> Required task: Copy each line of the records that holds the string "data".

> Records for the task:
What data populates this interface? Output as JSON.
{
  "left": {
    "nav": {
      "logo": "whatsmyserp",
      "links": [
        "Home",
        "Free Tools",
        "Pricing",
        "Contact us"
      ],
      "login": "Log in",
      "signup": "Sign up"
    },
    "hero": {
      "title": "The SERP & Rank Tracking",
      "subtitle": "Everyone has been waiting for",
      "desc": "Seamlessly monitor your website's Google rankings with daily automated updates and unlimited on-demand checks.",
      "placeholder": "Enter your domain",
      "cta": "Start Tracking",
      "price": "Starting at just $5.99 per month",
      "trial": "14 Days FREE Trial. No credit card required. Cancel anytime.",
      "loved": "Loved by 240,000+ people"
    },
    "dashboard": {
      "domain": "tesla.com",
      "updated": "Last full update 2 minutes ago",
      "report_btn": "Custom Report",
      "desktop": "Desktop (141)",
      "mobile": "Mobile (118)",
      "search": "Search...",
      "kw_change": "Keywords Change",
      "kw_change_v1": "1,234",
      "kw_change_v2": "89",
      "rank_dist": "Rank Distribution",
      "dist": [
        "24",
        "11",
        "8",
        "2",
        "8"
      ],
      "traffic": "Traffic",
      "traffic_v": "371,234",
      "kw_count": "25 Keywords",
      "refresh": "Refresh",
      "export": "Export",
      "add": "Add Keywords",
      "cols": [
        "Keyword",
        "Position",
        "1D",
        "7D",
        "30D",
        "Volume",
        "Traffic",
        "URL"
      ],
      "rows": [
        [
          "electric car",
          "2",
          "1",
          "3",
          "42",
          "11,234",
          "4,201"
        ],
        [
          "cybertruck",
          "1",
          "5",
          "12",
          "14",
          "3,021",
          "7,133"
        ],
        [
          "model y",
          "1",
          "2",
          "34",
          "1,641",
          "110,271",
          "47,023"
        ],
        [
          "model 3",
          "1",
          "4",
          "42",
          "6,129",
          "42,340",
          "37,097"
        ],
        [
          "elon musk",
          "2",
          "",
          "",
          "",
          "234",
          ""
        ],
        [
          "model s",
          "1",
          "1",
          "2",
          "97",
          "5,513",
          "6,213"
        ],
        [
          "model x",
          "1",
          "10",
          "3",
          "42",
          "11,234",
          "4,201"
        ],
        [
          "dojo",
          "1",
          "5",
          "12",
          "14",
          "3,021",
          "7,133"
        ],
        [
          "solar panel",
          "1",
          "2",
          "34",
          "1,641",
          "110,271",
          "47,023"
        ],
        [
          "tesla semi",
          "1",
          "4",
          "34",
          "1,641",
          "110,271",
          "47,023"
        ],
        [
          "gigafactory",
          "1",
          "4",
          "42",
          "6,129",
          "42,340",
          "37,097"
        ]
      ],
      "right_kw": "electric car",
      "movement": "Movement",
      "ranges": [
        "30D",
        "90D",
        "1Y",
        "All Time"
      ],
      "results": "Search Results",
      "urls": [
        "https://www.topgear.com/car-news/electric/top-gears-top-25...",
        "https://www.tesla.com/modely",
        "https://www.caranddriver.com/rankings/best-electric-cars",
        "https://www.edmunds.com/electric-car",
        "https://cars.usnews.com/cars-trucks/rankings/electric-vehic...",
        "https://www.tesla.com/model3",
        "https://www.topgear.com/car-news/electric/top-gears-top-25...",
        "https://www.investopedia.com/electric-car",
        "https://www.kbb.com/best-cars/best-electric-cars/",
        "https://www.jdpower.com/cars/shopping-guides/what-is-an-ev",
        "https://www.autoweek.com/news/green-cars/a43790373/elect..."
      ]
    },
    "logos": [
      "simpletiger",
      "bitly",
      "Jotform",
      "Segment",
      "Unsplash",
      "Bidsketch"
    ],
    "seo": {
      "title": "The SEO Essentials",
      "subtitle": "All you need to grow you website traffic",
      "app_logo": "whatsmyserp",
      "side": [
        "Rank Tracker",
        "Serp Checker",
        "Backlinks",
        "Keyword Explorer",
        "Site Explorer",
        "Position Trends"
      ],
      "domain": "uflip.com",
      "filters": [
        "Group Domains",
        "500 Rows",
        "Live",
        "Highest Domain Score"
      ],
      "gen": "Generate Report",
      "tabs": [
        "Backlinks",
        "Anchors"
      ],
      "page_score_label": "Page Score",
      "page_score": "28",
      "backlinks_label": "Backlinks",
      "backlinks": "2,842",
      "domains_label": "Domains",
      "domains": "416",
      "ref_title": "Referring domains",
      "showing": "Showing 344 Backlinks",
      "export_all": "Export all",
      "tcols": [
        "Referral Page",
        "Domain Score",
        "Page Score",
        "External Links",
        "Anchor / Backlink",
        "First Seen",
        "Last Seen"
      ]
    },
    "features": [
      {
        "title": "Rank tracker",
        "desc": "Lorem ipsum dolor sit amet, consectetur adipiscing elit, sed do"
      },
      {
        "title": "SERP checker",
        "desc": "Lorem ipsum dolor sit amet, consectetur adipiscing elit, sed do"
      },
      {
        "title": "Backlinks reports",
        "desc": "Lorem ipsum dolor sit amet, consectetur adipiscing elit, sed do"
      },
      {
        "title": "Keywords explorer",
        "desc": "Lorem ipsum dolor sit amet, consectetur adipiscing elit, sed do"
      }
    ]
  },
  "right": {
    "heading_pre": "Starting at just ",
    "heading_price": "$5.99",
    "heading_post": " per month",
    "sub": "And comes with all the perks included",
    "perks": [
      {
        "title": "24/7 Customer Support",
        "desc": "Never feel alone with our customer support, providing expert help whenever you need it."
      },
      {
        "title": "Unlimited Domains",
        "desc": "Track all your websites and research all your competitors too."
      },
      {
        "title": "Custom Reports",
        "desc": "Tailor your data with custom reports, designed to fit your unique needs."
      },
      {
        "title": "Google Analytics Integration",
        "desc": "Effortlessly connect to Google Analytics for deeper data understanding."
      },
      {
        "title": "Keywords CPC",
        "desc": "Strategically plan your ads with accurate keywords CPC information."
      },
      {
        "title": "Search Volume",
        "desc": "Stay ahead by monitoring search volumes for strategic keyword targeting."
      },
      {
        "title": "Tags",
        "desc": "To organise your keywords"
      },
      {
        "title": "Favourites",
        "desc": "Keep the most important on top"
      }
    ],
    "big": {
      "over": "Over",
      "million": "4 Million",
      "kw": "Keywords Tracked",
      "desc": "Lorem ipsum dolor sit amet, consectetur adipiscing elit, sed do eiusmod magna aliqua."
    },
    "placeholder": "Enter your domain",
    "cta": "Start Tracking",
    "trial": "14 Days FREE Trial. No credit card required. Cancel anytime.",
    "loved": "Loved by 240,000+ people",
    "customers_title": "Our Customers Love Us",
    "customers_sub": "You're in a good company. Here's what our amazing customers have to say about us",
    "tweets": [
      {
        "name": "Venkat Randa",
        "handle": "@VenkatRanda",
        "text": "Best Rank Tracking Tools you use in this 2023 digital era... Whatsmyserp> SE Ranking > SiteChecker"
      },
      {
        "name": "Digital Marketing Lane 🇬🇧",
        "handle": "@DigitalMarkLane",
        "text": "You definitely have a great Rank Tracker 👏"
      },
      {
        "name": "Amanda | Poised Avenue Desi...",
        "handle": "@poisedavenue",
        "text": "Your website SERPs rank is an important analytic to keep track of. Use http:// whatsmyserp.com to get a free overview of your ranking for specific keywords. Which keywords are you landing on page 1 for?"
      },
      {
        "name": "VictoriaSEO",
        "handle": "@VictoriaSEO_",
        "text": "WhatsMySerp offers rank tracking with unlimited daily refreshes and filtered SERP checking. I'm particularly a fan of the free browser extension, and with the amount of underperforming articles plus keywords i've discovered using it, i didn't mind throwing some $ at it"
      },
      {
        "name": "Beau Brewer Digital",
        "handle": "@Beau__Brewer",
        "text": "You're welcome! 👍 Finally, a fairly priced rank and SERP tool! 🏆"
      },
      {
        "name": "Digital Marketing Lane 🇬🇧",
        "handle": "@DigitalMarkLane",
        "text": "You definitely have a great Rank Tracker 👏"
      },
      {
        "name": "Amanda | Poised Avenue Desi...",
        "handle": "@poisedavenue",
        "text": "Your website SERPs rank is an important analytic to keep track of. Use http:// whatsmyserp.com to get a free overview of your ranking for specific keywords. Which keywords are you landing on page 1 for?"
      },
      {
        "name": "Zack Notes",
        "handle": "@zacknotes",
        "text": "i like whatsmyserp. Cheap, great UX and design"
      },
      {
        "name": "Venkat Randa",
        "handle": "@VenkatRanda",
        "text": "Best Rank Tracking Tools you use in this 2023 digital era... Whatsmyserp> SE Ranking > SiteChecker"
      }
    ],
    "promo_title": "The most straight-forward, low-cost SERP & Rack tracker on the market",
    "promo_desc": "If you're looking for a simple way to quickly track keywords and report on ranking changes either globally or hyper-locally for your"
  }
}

> Correct output:
What data populates this interface? Output as JSON.
        "desc": "Tailor your data with custom reports, designed to fit your unique needs."
        "desc": "Effortlessly connect to Google Analytics for deeper data understanding."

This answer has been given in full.